**Objective**
How many of the lines that follow contain the word "直播回放"? Give only the number.

Stored data:
# # # # #
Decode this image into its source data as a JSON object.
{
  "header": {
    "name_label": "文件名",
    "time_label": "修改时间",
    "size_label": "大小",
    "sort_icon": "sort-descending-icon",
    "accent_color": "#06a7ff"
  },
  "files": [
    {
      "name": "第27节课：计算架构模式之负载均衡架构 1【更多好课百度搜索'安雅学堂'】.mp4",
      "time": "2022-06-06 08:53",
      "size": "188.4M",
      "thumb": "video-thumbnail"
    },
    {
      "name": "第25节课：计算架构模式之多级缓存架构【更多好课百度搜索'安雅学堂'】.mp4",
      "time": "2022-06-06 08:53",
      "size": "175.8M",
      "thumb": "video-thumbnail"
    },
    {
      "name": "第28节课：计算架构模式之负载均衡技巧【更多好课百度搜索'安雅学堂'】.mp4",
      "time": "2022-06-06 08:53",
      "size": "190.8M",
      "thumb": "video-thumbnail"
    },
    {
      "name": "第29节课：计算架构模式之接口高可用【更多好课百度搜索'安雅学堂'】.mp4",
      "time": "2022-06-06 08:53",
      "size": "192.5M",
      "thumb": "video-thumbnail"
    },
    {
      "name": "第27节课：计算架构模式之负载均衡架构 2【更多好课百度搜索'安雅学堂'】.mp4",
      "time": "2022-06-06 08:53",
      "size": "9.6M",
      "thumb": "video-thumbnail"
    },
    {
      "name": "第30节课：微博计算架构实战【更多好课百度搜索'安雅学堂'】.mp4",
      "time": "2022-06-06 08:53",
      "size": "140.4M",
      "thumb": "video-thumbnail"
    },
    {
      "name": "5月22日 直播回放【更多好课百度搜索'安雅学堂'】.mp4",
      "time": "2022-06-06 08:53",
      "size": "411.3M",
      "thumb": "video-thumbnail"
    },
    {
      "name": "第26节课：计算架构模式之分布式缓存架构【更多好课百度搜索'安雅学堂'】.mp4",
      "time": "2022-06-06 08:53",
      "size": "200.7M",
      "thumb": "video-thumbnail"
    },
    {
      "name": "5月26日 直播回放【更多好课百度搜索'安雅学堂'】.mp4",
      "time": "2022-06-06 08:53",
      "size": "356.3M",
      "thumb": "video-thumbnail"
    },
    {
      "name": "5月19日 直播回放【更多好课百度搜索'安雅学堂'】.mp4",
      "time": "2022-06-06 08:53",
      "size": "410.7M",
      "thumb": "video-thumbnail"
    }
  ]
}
# # # # #
**Output of the task**
3